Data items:
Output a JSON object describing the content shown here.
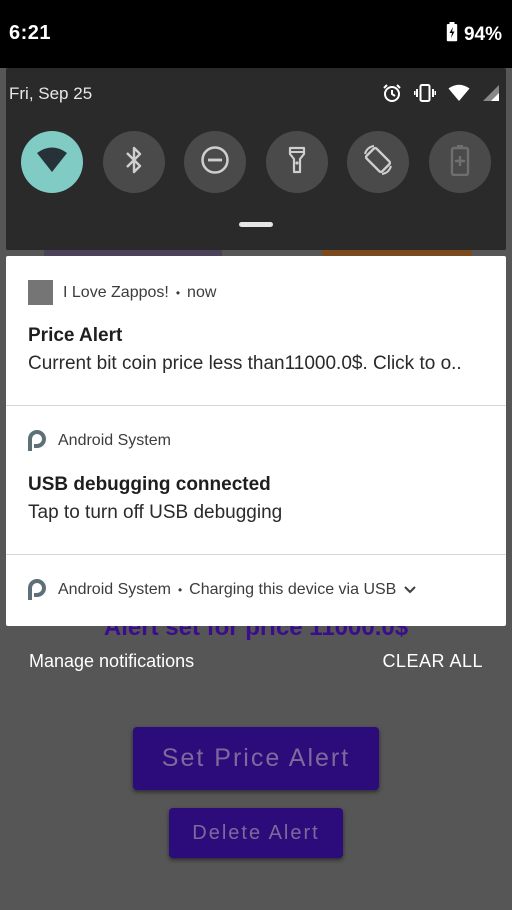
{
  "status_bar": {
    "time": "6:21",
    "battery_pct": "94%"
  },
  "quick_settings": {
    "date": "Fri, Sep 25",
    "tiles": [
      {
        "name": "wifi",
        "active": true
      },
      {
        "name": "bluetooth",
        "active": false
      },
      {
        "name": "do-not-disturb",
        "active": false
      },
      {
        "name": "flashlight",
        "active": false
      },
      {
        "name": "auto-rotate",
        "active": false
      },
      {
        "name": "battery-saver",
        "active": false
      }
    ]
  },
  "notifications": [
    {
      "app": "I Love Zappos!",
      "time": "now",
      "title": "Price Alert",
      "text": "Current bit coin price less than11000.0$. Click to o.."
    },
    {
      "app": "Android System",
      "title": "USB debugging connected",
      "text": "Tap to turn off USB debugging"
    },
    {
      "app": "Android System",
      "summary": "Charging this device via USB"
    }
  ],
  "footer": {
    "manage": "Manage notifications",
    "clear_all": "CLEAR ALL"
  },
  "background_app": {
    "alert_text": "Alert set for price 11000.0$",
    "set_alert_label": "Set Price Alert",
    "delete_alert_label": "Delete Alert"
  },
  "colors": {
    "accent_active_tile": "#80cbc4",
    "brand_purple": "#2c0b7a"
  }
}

--

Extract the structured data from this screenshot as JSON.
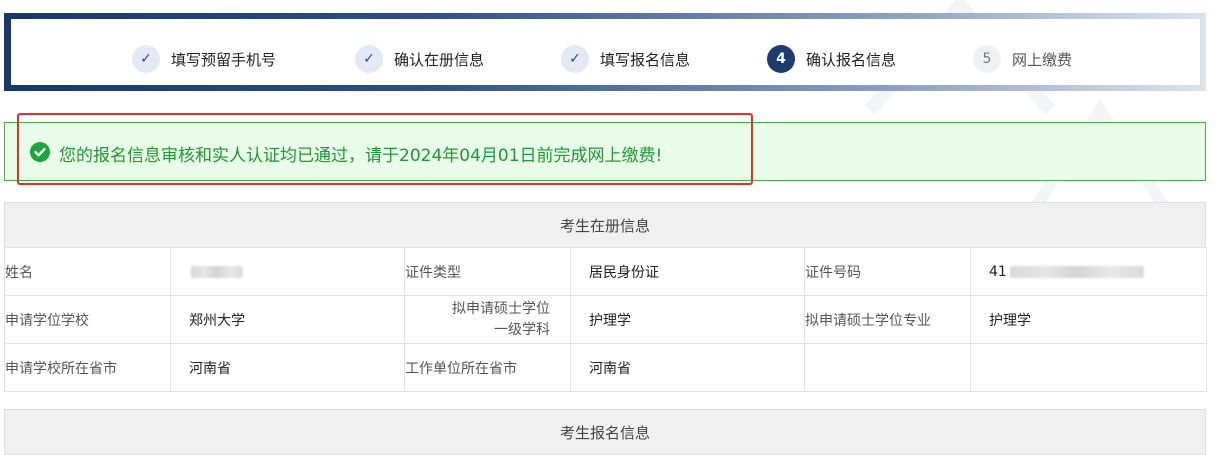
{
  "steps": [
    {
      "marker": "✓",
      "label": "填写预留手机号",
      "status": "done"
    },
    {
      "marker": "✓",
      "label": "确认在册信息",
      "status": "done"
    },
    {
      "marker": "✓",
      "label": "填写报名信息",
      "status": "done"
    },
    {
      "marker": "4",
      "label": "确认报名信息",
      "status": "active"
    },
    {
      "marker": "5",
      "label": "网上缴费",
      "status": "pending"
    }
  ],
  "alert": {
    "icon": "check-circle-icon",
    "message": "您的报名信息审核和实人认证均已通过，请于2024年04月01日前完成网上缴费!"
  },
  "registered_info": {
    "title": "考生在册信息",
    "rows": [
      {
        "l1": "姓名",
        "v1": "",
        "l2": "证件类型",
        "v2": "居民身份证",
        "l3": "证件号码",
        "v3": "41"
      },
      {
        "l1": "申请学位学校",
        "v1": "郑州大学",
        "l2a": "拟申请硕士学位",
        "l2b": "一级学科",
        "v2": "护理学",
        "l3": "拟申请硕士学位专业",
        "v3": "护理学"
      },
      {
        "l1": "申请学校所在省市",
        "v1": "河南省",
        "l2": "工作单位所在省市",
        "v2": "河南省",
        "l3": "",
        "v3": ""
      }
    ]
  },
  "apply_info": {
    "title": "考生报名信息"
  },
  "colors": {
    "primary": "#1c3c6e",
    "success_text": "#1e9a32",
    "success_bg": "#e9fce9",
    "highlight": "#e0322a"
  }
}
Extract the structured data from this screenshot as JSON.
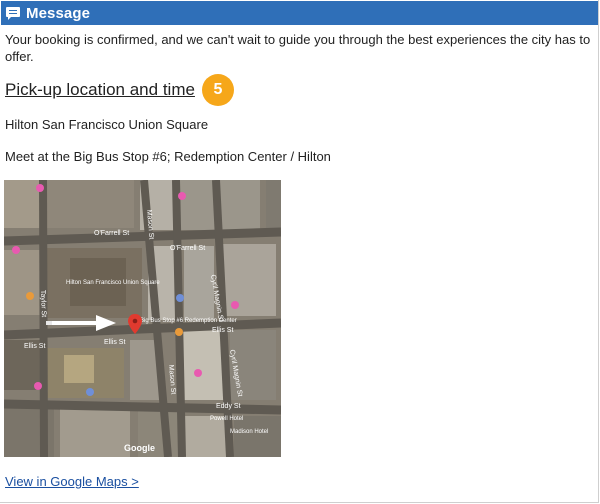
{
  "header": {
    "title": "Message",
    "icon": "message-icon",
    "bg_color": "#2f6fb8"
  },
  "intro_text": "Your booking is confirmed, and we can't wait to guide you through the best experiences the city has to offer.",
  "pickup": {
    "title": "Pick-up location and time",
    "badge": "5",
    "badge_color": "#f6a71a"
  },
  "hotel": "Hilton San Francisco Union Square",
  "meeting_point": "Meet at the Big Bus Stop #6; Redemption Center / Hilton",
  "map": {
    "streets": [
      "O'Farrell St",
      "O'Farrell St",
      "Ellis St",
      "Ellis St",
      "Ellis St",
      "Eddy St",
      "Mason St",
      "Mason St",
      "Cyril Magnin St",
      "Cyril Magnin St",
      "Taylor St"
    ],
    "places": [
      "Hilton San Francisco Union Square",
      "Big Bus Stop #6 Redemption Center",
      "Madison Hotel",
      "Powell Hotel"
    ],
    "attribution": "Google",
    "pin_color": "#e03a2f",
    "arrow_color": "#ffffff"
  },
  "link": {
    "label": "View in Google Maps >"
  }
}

--

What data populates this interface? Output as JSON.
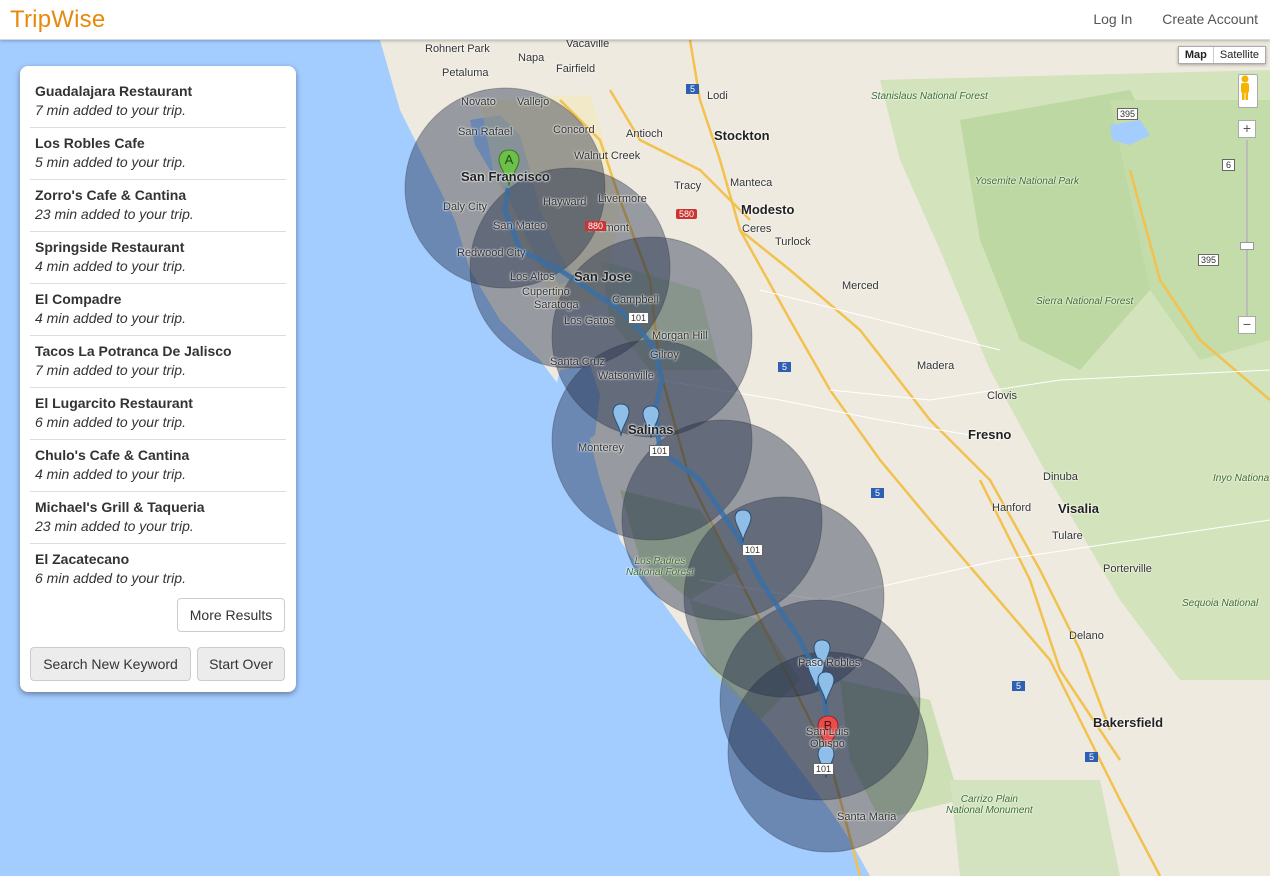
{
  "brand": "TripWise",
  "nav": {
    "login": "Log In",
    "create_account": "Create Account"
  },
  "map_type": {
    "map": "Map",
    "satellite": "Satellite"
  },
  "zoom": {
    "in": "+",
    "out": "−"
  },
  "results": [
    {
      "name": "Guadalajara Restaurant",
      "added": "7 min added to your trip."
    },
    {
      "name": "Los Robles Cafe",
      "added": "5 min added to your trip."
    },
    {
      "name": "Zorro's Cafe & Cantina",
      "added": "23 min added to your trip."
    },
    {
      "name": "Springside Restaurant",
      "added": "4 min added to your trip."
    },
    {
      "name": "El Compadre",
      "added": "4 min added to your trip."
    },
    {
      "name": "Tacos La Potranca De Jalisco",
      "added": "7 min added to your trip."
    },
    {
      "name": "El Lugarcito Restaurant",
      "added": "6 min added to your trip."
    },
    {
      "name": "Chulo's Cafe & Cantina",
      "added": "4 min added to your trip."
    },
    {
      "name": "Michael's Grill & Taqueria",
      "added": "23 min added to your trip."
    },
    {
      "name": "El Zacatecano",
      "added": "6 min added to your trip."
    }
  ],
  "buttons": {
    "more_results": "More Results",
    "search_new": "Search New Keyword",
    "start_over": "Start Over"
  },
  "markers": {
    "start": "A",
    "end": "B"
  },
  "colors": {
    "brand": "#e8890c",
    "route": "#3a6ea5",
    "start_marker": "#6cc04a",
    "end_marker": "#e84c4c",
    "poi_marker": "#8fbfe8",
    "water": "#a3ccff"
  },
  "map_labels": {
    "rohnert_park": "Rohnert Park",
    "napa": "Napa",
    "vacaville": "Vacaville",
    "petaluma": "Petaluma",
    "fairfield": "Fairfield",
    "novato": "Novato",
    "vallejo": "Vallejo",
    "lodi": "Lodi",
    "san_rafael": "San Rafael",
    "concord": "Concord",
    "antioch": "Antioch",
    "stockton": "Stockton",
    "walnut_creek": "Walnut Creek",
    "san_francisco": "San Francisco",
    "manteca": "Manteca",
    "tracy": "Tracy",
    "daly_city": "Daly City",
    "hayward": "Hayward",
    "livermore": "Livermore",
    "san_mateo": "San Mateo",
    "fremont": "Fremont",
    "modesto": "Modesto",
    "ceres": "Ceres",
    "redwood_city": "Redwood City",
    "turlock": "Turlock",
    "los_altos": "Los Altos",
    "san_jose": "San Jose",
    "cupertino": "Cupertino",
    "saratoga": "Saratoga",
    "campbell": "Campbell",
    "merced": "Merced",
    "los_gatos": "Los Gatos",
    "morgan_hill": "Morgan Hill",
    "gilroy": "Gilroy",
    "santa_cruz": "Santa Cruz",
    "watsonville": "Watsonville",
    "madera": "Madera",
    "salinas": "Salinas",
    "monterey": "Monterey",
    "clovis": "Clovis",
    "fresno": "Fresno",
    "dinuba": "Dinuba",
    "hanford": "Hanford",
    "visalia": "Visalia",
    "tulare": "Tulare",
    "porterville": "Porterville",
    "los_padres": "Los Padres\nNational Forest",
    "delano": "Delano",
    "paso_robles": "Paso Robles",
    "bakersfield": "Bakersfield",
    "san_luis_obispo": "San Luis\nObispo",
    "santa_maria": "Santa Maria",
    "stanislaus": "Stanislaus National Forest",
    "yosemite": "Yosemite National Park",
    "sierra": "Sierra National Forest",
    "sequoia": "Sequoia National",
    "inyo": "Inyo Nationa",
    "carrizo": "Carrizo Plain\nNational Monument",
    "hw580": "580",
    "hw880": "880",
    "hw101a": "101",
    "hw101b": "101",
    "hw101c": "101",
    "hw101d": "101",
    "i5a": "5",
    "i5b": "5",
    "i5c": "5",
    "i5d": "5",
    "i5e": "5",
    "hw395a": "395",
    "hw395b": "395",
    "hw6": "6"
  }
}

> [Work required]: Which lines hold the word "time"? Copy every one of them.

> [Problem solution]:
    "time": "6:21",
      "time": "now",
    "title": "Pick-up location and time",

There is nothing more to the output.